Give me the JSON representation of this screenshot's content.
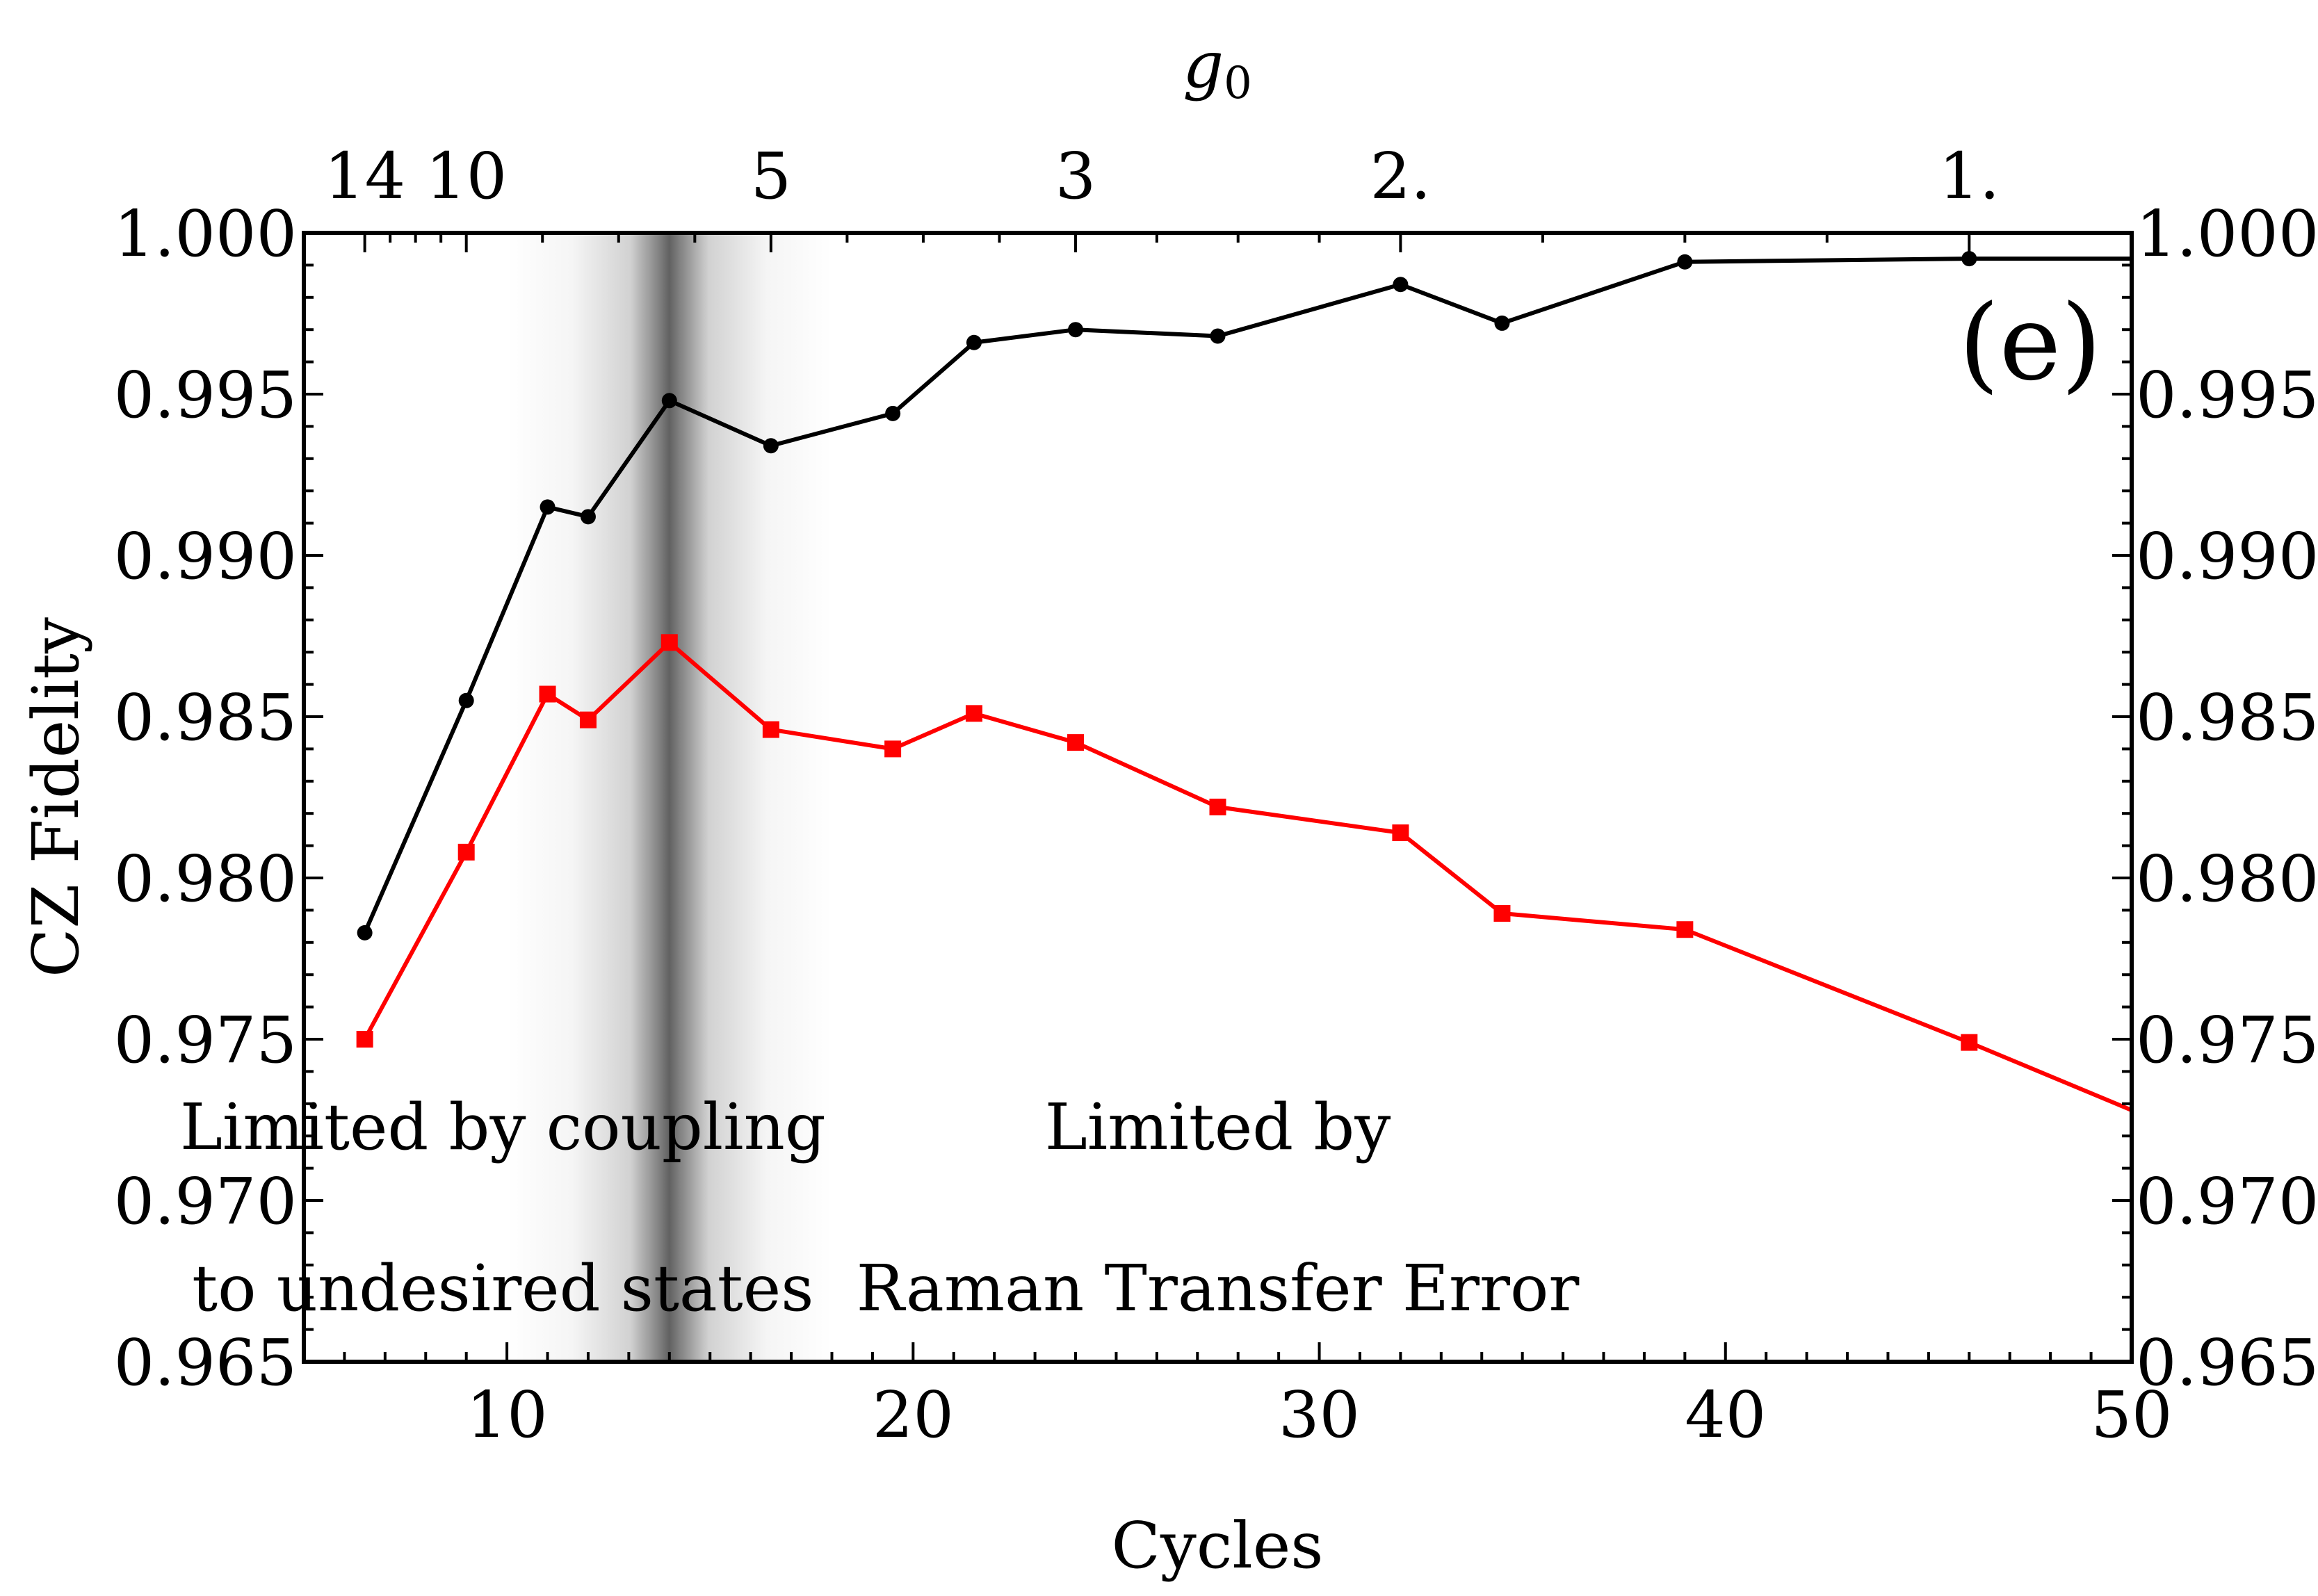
{
  "chart_data": {
    "type": "line",
    "panel_label": "(e)",
    "xlabel": "Cycles",
    "ylabel": "CZ Fidelity",
    "top_axis_label": "g",
    "top_axis_label_subscript": "0",
    "xlim": [
      5,
      50
    ],
    "ylim": [
      0.965,
      1.0
    ],
    "x_ticks": [
      10,
      20,
      30,
      40,
      50
    ],
    "x_tick_labels": [
      "10",
      "20",
      "30",
      "40",
      "50"
    ],
    "y_ticks": [
      0.965,
      0.97,
      0.975,
      0.98,
      0.985,
      0.99,
      0.995,
      1.0
    ],
    "y_tick_labels": [
      "0.965",
      "0.970",
      "0.975",
      "0.980",
      "0.985",
      "0.990",
      "0.995",
      "1.000"
    ],
    "top_ticks": [
      {
        "x": 6.5,
        "label": "14"
      },
      {
        "x": 9,
        "label": "10"
      },
      {
        "x": 16.5,
        "label": "5"
      },
      {
        "x": 24,
        "label": "3"
      },
      {
        "x": 32,
        "label": "2."
      },
      {
        "x": 46,
        "label": "1."
      }
    ],
    "shaded_band": {
      "center": 14,
      "half_width": 4
    },
    "series": [
      {
        "name": "black",
        "color": "#000000",
        "marker": "circle",
        "x": [
          6.5,
          9,
          11,
          12,
          14,
          16.5,
          19.5,
          21.5,
          24,
          27.5,
          32,
          34.5,
          39,
          46,
          50
        ],
        "y": [
          0.9783,
          0.9855,
          0.9915,
          0.9912,
          0.9948,
          0.9934,
          0.9944,
          0.9966,
          0.997,
          0.9968,
          0.9984,
          0.9972,
          0.9991,
          0.9992,
          0.9992
        ],
        "marker_mask": [
          1,
          1,
          1,
          1,
          1,
          1,
          1,
          1,
          1,
          1,
          1,
          1,
          1,
          1,
          0
        ]
      },
      {
        "name": "red",
        "color": "#ff0000",
        "marker": "square",
        "x": [
          6.5,
          9,
          11,
          12,
          14,
          16.5,
          19.5,
          21.5,
          24,
          27.5,
          32,
          34.5,
          39,
          46,
          50
        ],
        "y": [
          0.975,
          0.9808,
          0.9857,
          0.9849,
          0.9873,
          0.9846,
          0.984,
          0.9851,
          0.9842,
          0.9822,
          0.9814,
          0.9789,
          0.9784,
          0.9749,
          0.9728
        ],
        "marker_mask": [
          1,
          1,
          1,
          1,
          1,
          1,
          1,
          1,
          1,
          1,
          1,
          1,
          1,
          1,
          0
        ]
      }
    ],
    "annotations": [
      {
        "text": "Limited by coupling",
        "x": 9.9,
        "y": 0.9716
      },
      {
        "text": "to undesired states",
        "x": 9.9,
        "y": 0.9666
      },
      {
        "text": "Limited by",
        "x": 27.5,
        "y": 0.9716
      },
      {
        "text": "Raman Transfer Error",
        "x": 27.5,
        "y": 0.9666
      }
    ]
  }
}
# # # # # # #
Using the records above, select and copy every line that has the word "text".

Correct result>
        "text": "Limited by coupling",
        "text": "to undesired states",
        "text": "Limited by",
        "text": "Raman Transfer Error",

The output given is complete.